Given records
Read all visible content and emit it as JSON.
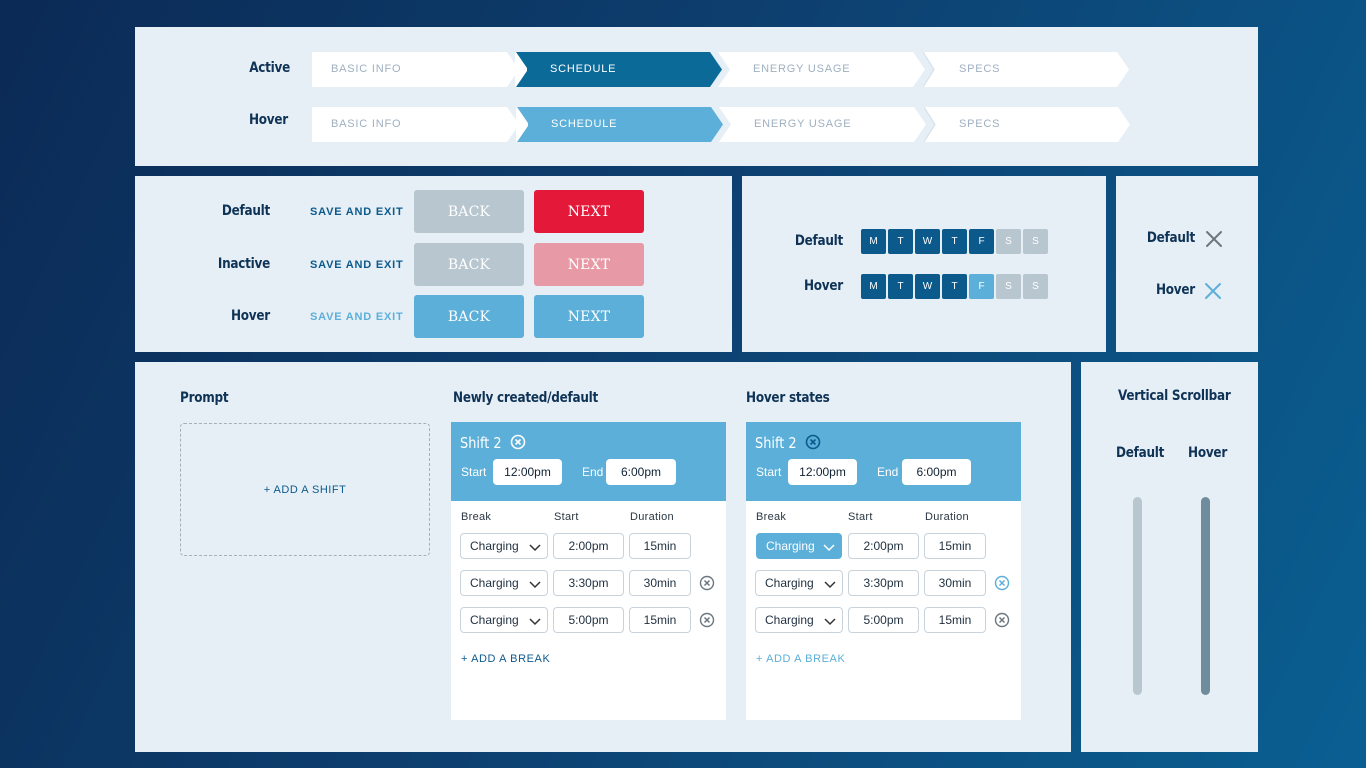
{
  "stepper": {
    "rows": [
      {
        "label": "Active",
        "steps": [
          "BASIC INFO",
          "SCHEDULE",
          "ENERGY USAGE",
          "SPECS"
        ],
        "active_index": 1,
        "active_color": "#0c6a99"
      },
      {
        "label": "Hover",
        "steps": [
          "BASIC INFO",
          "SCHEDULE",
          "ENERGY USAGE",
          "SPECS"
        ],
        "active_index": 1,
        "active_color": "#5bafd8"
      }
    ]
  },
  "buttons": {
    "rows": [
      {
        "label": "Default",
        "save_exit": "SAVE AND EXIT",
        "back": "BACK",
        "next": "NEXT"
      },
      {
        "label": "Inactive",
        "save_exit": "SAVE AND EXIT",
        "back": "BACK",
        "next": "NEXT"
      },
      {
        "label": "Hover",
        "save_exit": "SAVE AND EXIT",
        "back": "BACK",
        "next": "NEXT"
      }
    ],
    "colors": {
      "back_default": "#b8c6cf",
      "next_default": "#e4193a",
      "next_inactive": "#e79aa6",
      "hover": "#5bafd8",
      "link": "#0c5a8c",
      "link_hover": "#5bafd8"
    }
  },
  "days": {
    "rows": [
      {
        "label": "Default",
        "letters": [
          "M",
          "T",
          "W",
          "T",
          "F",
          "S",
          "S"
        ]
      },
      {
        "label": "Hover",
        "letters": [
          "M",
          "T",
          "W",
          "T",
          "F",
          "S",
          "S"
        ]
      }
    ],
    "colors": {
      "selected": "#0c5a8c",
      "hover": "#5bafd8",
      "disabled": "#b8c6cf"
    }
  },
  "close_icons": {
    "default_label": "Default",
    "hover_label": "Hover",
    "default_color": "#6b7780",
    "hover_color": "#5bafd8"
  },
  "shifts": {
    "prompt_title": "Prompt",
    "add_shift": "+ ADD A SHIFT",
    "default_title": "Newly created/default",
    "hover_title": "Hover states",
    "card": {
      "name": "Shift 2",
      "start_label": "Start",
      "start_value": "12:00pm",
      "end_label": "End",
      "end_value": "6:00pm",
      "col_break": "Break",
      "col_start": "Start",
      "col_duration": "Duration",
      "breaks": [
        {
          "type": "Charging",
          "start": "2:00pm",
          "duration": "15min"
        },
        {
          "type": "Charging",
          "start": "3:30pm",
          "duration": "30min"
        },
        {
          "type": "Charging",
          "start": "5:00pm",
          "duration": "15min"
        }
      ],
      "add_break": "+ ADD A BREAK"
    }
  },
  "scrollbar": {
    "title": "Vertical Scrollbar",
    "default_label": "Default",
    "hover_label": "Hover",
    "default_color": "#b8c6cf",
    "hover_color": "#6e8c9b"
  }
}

What is being asked
Every entry should be returned exactly as written, minus the pictures.

Solution to the problem
Read all visible content and emit it as JSON.
{
  "stepper": {
    "rows": [
      {
        "label": "Active",
        "steps": [
          "BASIC INFO",
          "SCHEDULE",
          "ENERGY USAGE",
          "SPECS"
        ],
        "active_index": 1,
        "active_color": "#0c6a99"
      },
      {
        "label": "Hover",
        "steps": [
          "BASIC INFO",
          "SCHEDULE",
          "ENERGY USAGE",
          "SPECS"
        ],
        "active_index": 1,
        "active_color": "#5bafd8"
      }
    ]
  },
  "buttons": {
    "rows": [
      {
        "label": "Default",
        "save_exit": "SAVE AND EXIT",
        "back": "BACK",
        "next": "NEXT"
      },
      {
        "label": "Inactive",
        "save_exit": "SAVE AND EXIT",
        "back": "BACK",
        "next": "NEXT"
      },
      {
        "label": "Hover",
        "save_exit": "SAVE AND EXIT",
        "back": "BACK",
        "next": "NEXT"
      }
    ],
    "colors": {
      "back_default": "#b8c6cf",
      "next_default": "#e4193a",
      "next_inactive": "#e79aa6",
      "hover": "#5bafd8",
      "link": "#0c5a8c",
      "link_hover": "#5bafd8"
    }
  },
  "days": {
    "rows": [
      {
        "label": "Default",
        "letters": [
          "M",
          "T",
          "W",
          "T",
          "F",
          "S",
          "S"
        ]
      },
      {
        "label": "Hover",
        "letters": [
          "M",
          "T",
          "W",
          "T",
          "F",
          "S",
          "S"
        ]
      }
    ],
    "colors": {
      "selected": "#0c5a8c",
      "hover": "#5bafd8",
      "disabled": "#b8c6cf"
    }
  },
  "close_icons": {
    "default_label": "Default",
    "hover_label": "Hover",
    "default_color": "#6b7780",
    "hover_color": "#5bafd8"
  },
  "shifts": {
    "prompt_title": "Prompt",
    "add_shift": "+ ADD A SHIFT",
    "default_title": "Newly created/default",
    "hover_title": "Hover states",
    "card": {
      "name": "Shift 2",
      "start_label": "Start",
      "start_value": "12:00pm",
      "end_label": "End",
      "end_value": "6:00pm",
      "col_break": "Break",
      "col_start": "Start",
      "col_duration": "Duration",
      "breaks": [
        {
          "type": "Charging",
          "start": "2:00pm",
          "duration": "15min"
        },
        {
          "type": "Charging",
          "start": "3:30pm",
          "duration": "30min"
        },
        {
          "type": "Charging",
          "start": "5:00pm",
          "duration": "15min"
        }
      ],
      "add_break": "+ ADD A BREAK"
    }
  },
  "scrollbar": {
    "title": "Vertical Scrollbar",
    "default_label": "Default",
    "hover_label": "Hover",
    "default_color": "#b8c6cf",
    "hover_color": "#6e8c9b"
  }
}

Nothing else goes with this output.